------ Records supplied
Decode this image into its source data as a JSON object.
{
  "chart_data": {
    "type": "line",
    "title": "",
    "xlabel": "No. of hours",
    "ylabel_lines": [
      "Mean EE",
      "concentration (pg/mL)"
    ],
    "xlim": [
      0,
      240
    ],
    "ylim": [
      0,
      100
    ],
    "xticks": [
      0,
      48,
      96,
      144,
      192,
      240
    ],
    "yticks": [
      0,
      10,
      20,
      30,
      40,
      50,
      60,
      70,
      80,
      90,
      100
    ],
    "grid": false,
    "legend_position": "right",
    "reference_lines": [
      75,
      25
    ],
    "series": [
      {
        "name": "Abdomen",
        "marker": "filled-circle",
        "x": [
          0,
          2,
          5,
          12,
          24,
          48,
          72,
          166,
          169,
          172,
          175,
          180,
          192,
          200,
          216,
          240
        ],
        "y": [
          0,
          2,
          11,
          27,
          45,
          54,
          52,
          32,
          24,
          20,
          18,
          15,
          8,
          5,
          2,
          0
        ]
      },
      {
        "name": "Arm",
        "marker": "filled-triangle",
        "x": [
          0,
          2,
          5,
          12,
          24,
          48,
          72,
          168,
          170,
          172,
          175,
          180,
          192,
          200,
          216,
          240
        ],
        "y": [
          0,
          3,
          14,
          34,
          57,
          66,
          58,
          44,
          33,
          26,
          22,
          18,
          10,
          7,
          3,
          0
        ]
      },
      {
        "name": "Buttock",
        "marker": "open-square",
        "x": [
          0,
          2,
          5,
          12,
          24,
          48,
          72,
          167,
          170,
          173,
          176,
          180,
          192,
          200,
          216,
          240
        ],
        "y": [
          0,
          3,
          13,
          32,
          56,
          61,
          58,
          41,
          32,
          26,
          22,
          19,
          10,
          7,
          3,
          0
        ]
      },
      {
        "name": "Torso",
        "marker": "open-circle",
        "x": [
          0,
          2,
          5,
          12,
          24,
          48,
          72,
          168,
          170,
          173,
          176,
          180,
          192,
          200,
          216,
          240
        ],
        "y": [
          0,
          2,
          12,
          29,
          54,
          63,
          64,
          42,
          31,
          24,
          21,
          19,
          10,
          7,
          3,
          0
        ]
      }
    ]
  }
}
------------
------ Records supplied
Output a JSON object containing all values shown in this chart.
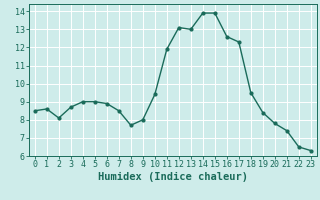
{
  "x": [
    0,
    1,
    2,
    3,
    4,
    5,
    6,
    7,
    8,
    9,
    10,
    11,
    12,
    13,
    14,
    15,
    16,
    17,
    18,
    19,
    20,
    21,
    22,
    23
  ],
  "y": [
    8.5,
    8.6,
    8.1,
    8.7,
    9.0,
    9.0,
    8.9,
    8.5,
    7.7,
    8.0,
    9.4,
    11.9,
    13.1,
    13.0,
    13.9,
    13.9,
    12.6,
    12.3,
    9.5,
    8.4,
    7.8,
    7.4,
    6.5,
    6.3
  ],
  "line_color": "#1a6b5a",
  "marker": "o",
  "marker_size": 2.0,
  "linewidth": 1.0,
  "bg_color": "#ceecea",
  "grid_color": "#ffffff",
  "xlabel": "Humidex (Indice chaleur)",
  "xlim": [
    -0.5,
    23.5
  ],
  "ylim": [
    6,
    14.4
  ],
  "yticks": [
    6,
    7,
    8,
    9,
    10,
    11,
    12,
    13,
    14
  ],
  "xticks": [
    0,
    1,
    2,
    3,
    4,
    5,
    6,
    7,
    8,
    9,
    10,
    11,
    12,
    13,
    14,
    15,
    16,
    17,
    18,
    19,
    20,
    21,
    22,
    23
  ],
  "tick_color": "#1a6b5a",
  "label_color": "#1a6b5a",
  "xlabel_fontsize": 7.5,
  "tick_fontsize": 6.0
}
------------
◆ Aim: Work out how many lines of the listing above include "JSON". Answer with the number and nothing more.

◆ Correct result: 2